» Aim:
Output every line exactly as written. Leave out pictures.

» Data for this exercise:

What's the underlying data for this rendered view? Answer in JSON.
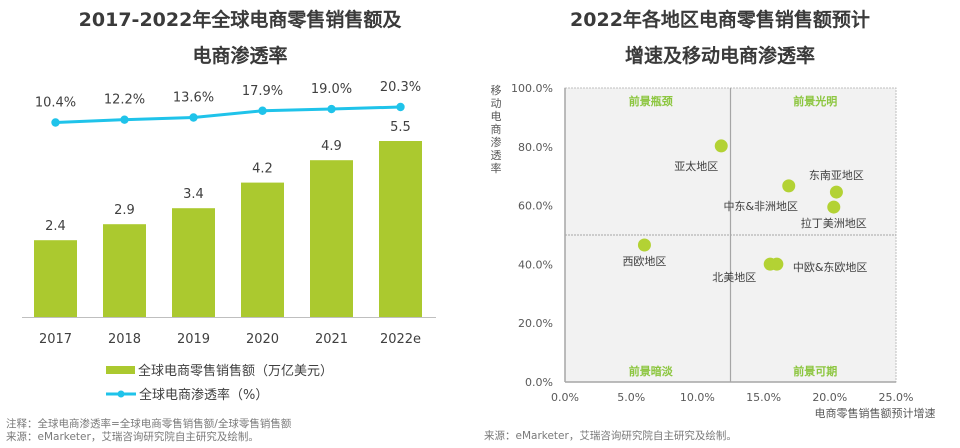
{
  "left": {
    "title_line1": "2017-2022年全球电商零售销售额及",
    "title_line2": "电商渗透率",
    "legend_bar": "全球电商零售销售额（万亿美元）",
    "legend_line": "全球电商渗透率（%）",
    "note": "注释：全球电商渗透率=全球电商零售销售额/全球零售销售额",
    "source": "来源：eMarketer，艾瑞咨询研究院自主研究及绘制。"
  },
  "right": {
    "title_line1": "2022年各地区电商零售销售额预计",
    "title_line2": "增速及移动电商渗透率",
    "source": "来源：eMarketer，艾瑞咨询研究院自主研究及绘制。"
  },
  "colors": {
    "bar": "#abc92f",
    "line": "#1fc3ea",
    "point": "#b3d234",
    "quadrant_label": "#8cc63f",
    "plot_bg": "#f2f2f2"
  },
  "chart_data": [
    {
      "type": "bar",
      "title": "2017-2022年全球电商零售销售额及电商渗透率",
      "categories": [
        "2017",
        "2018",
        "2019",
        "2020",
        "2021",
        "2022e"
      ],
      "series": [
        {
          "name": "全球电商零售销售额（万亿美元）",
          "type": "bar",
          "values": [
            2.4,
            2.9,
            3.4,
            4.2,
            4.9,
            5.5
          ],
          "labels": [
            "2.4",
            "2.9",
            "3.4",
            "4.2",
            "4.9",
            "5.5"
          ]
        },
        {
          "name": "全球电商渗透率（%）",
          "type": "line",
          "values": [
            10.4,
            12.2,
            13.6,
            17.9,
            19.0,
            20.3
          ],
          "labels": [
            "10.4%",
            "12.2%",
            "13.6%",
            "17.9%",
            "19.0%",
            "20.3%"
          ]
        }
      ],
      "xlabel": "",
      "ylabel": "",
      "legend": "bottom",
      "grid": false
    },
    {
      "type": "scatter",
      "title": "2022年各地区电商零售销售额预计增速及移动电商渗透率",
      "xlabel": "电商零售销售额预计增速",
      "ylabel": "移动电商渗透率",
      "xlim": [
        0,
        25
      ],
      "ylim": [
        0,
        100
      ],
      "xticks": [
        "0.0%",
        "5.0%",
        "10.0%",
        "15.0%",
        "20.0%",
        "25.0%"
      ],
      "yticks": [
        "0.0%",
        "20.0%",
        "40.0%",
        "60.0%",
        "80.0%",
        "100.0%"
      ],
      "x_divider": 12.5,
      "y_divider": 50,
      "quadrants": {
        "top_left": "前景瓶颈",
        "top_right": "前景光明",
        "bottom_left": "前景暗淡",
        "bottom_right": "前景可期"
      },
      "points": [
        {
          "name": "亚太地区",
          "x": 11.8,
          "y": 80.3
        },
        {
          "name": "东南亚地区",
          "x": 20.5,
          "y": 64.6
        },
        {
          "name": "中东&非洲地区",
          "x": 16.9,
          "y": 66.7
        },
        {
          "name": "拉丁美洲地区",
          "x": 20.3,
          "y": 59.5
        },
        {
          "name": "西欧地区",
          "x": 6.0,
          "y": 46.6
        },
        {
          "name": "北美地区",
          "x": 15.5,
          "y": 40.1
        },
        {
          "name": "中欧&东欧地区",
          "x": 16.0,
          "y": 40.1
        }
      ],
      "grid": false
    }
  ]
}
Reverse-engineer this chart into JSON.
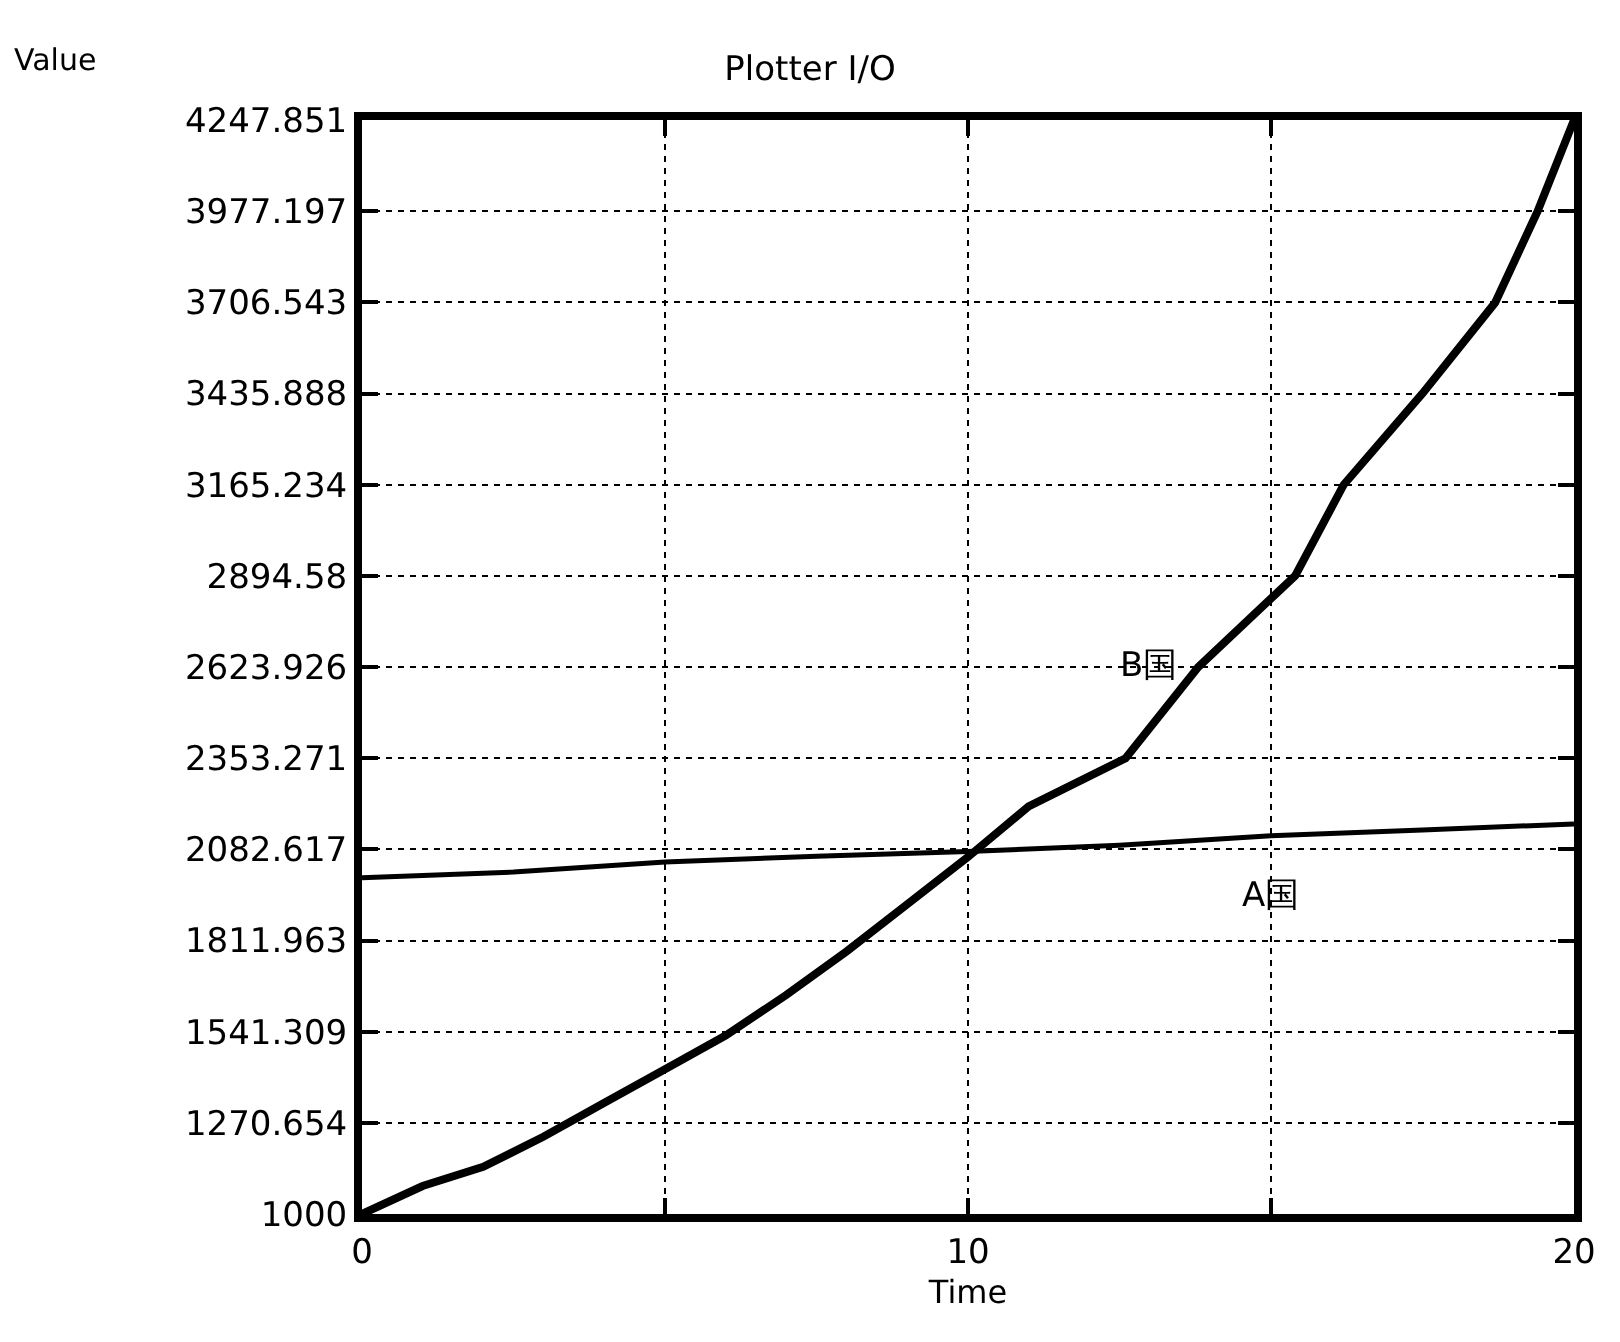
{
  "chart_data": {
    "type": "line",
    "title": "Plotter I/O",
    "xlabel": "Time",
    "ylabel": "Value",
    "xlim": [
      0,
      20
    ],
    "xticks": [
      0,
      {
        "value": 5,
        "label": null
      },
      10,
      {
        "value": 15,
        "label": null
      },
      20
    ],
    "ylim": [
      1000,
      4247.851
    ],
    "yticks": [
      1000,
      1270.654,
      1541.309,
      1811.963,
      2082.617,
      2353.271,
      2623.926,
      2894.58,
      3165.234,
      3435.888,
      3706.543,
      3977.197,
      4247.851
    ],
    "grid": true,
    "line_style": "solid",
    "marker": "none",
    "legend": false,
    "series": [
      {
        "name": "A国",
        "color": "#000000",
        "x": [
          0,
          2.5,
          5,
          7.5,
          10,
          12.5,
          15,
          17.5,
          20
        ],
        "values": [
          1998,
          2015,
          2045,
          2062,
          2076,
          2095,
          2123,
          2140,
          2158
        ]
      },
      {
        "name": "B国",
        "color": "#000000",
        "x": [
          0,
          1,
          2,
          3,
          4,
          5,
          6,
          7,
          8,
          9,
          10,
          11,
          12.6,
          13.8,
          15.4,
          16.2,
          17.5,
          18.7,
          19.4,
          20
        ],
        "values": [
          1000,
          1083,
          1140,
          1230,
          1330,
          1430,
          1530,
          1650,
          1780,
          1920,
          2060,
          2210,
          2353,
          2624,
          2895,
          3165,
          3436,
          3706,
          3977,
          4247.851
        ]
      }
    ]
  }
}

» Problem solution:
What's the underlying data for this rendered view? Answer in JSON.
{
  "left": {
    "title_line1": "2017-2022年全球电商零售销售额及",
    "title_line2": "电商渗透率",
    "legend_bar": "全球电商零售销售额（万亿美元）",
    "legend_line": "全球电商渗透率（%）",
    "note": "注释：全球电商渗透率=全球电商零售销售额/全球零售销售额",
    "source": "来源：eMarketer，艾瑞咨询研究院自主研究及绘制。"
  },
  "right": {
    "title_line1": "2022年各地区电商零售销售额预计",
    "title_line2": "增速及移动电商渗透率",
    "source": "来源：eMarketer，艾瑞咨询研究院自主研究及绘制。"
  },
  "colors": {
    "bar": "#abc92f",
    "line": "#1fc3ea",
    "point": "#b3d234",
    "quadrant_label": "#8cc63f",
    "plot_bg": "#f2f2f2"
  },
  "chart_data": [
    {
      "type": "bar",
      "title": "2017-2022年全球电商零售销售额及电商渗透率",
      "categories": [
        "2017",
        "2018",
        "2019",
        "2020",
        "2021",
        "2022e"
      ],
      "series": [
        {
          "name": "全球电商零售销售额（万亿美元）",
          "type": "bar",
          "values": [
            2.4,
            2.9,
            3.4,
            4.2,
            4.9,
            5.5
          ],
          "labels": [
            "2.4",
            "2.9",
            "3.4",
            "4.2",
            "4.9",
            "5.5"
          ]
        },
        {
          "name": "全球电商渗透率（%）",
          "type": "line",
          "values": [
            10.4,
            12.2,
            13.6,
            17.9,
            19.0,
            20.3
          ],
          "labels": [
            "10.4%",
            "12.2%",
            "13.6%",
            "17.9%",
            "19.0%",
            "20.3%"
          ]
        }
      ],
      "xlabel": "",
      "ylabel": "",
      "legend": "bottom",
      "grid": false
    },
    {
      "type": "scatter",
      "title": "2022年各地区电商零售销售额预计增速及移动电商渗透率",
      "xlabel": "电商零售销售额预计增速",
      "ylabel": "移动电商渗透率",
      "xlim": [
        0,
        25
      ],
      "ylim": [
        0,
        100
      ],
      "xticks": [
        "0.0%",
        "5.0%",
        "10.0%",
        "15.0%",
        "20.0%",
        "25.0%"
      ],
      "yticks": [
        "0.0%",
        "20.0%",
        "40.0%",
        "60.0%",
        "80.0%",
        "100.0%"
      ],
      "x_divider": 12.5,
      "y_divider": 50,
      "quadrants": {
        "top_left": "前景瓶颈",
        "top_right": "前景光明",
        "bottom_left": "前景暗淡",
        "bottom_right": "前景可期"
      },
      "points": [
        {
          "name": "亚太地区",
          "x": 11.8,
          "y": 80.3
        },
        {
          "name": "东南亚地区",
          "x": 20.5,
          "y": 64.6
        },
        {
          "name": "中东&非洲地区",
          "x": 16.9,
          "y": 66.7
        },
        {
          "name": "拉丁美洲地区",
          "x": 20.3,
          "y": 59.5
        },
        {
          "name": "西欧地区",
          "x": 6.0,
          "y": 46.6
        },
        {
          "name": "北美地区",
          "x": 15.5,
          "y": 40.1
        },
        {
          "name": "中欧&东欧地区",
          "x": 16.0,
          "y": 40.1
        }
      ],
      "grid": false
    }
  ]
}
Reverse-engineer this chart into JSON.
{
  "chart_data": {
    "type": "line",
    "title": "Plotter I/O",
    "xlabel": "Time",
    "ylabel": "Value",
    "xlim": [
      0,
      20
    ],
    "xticks": [
      0,
      {
        "value": 5,
        "label": null
      },
      10,
      {
        "value": 15,
        "label": null
      },
      20
    ],
    "ylim": [
      1000,
      4247.851
    ],
    "yticks": [
      1000,
      1270.654,
      1541.309,
      1811.963,
      2082.617,
      2353.271,
      2623.926,
      2894.58,
      3165.234,
      3435.888,
      3706.543,
      3977.197,
      4247.851
    ],
    "grid": true,
    "line_style": "solid",
    "marker": "none",
    "legend": false,
    "series": [
      {
        "name": "A国",
        "color": "#000000",
        "x": [
          0,
          2.5,
          5,
          7.5,
          10,
          12.5,
          15,
          17.5,
          20
        ],
        "values": [
          1998,
          2015,
          2045,
          2062,
          2076,
          2095,
          2123,
          2140,
          2158
        ]
      },
      {
        "name": "B国",
        "color": "#000000",
        "x": [
          0,
          1,
          2,
          3,
          4,
          5,
          6,
          7,
          8,
          9,
          10,
          11,
          12.6,
          13.8,
          15.4,
          16.2,
          17.5,
          18.7,
          19.4,
          20
        ],
        "values": [
          1000,
          1083,
          1140,
          1230,
          1330,
          1430,
          1530,
          1650,
          1780,
          1920,
          2060,
          2210,
          2353,
          2624,
          2895,
          3165,
          3436,
          3706,
          3977,
          4247.851
        ]
      }
    ]
  }
}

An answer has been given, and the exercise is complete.